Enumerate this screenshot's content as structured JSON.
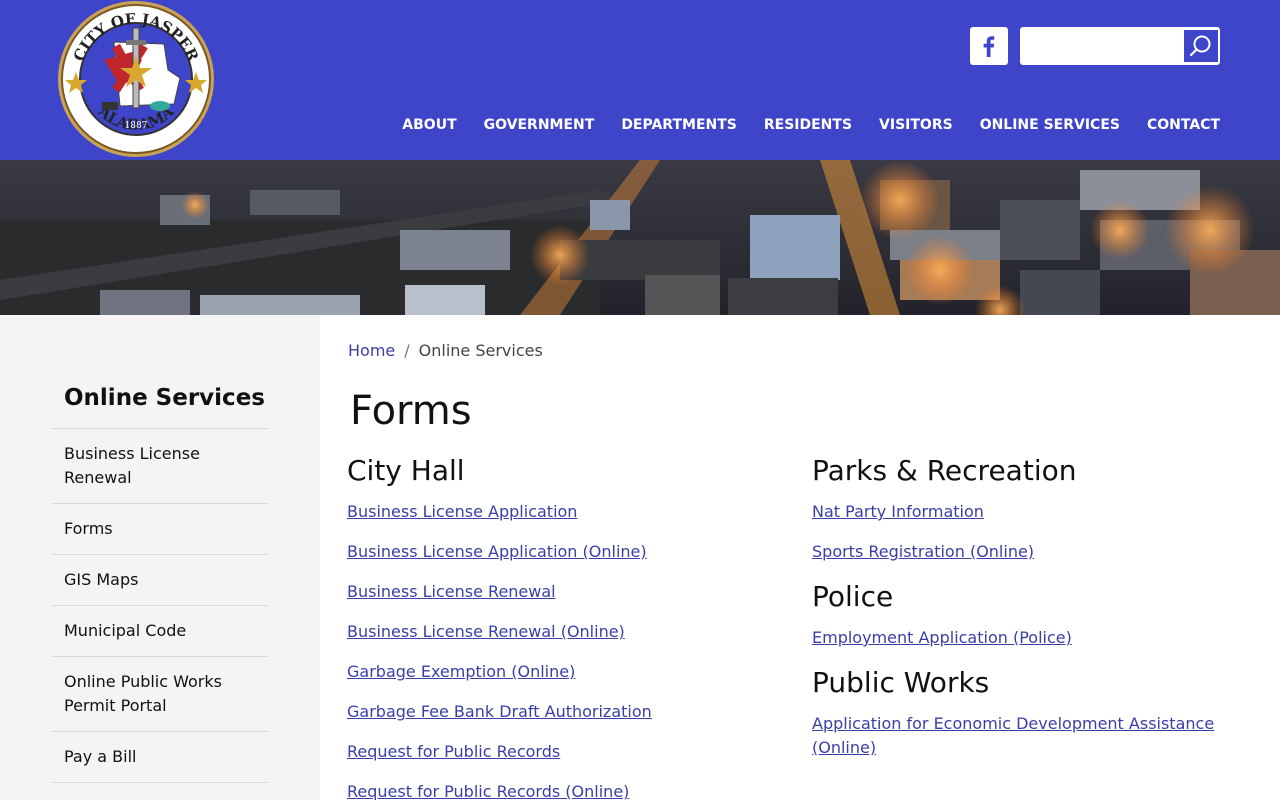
{
  "header": {
    "seal": {
      "top_text": "CITY OF JASPER",
      "bottom_text": "ALABAMA",
      "year": "1887"
    },
    "search": {
      "placeholder": ""
    },
    "nav": [
      {
        "label": "ABOUT"
      },
      {
        "label": "GOVERNMENT"
      },
      {
        "label": "DEPARTMENTS"
      },
      {
        "label": "RESIDENTS"
      },
      {
        "label": "VISITORS"
      },
      {
        "label": "ONLINE SERVICES"
      },
      {
        "label": "CONTACT"
      }
    ],
    "colors": {
      "brand": "#3f45c9"
    }
  },
  "sidebar": {
    "title": "Online Services",
    "items": [
      {
        "label": "Business License Renewal"
      },
      {
        "label": "Forms"
      },
      {
        "label": "GIS Maps"
      },
      {
        "label": "Municipal Code"
      },
      {
        "label": "Online Public Works Permit Portal"
      },
      {
        "label": "Pay a Bill"
      }
    ]
  },
  "breadcrumb": {
    "home": "Home",
    "separator": "/",
    "current": "Online Services"
  },
  "main": {
    "title": "Forms",
    "city_hall": {
      "heading": "City Hall",
      "links": [
        "Business License Application",
        "Business License Application (Online)",
        "Business License Renewal",
        "Business License Renewal (Online)",
        "Garbage Exemption (Online)",
        "Garbage Fee Bank Draft Authorization",
        "Request for Public Records",
        "Request for Public Records (Online)"
      ]
    },
    "parks": {
      "heading": "Parks & Recreation",
      "links": [
        "Nat Party Information",
        "Sports Registration (Online)"
      ]
    },
    "police": {
      "heading": "Police",
      "links": [
        "Employment Application (Police)"
      ]
    },
    "public_works": {
      "heading": "Public Works",
      "links": [
        "Application for Economic Development Assistance (Online)"
      ]
    },
    "colors": {
      "link": "#3a3fa8"
    }
  }
}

▶ **The exercise**: Find the lines above that contain the word "Garbage" and collect them.

▶ **Task solution**:
        "Garbage Exemption (Online)",
        "Garbage Fee Bank Draft Authorization",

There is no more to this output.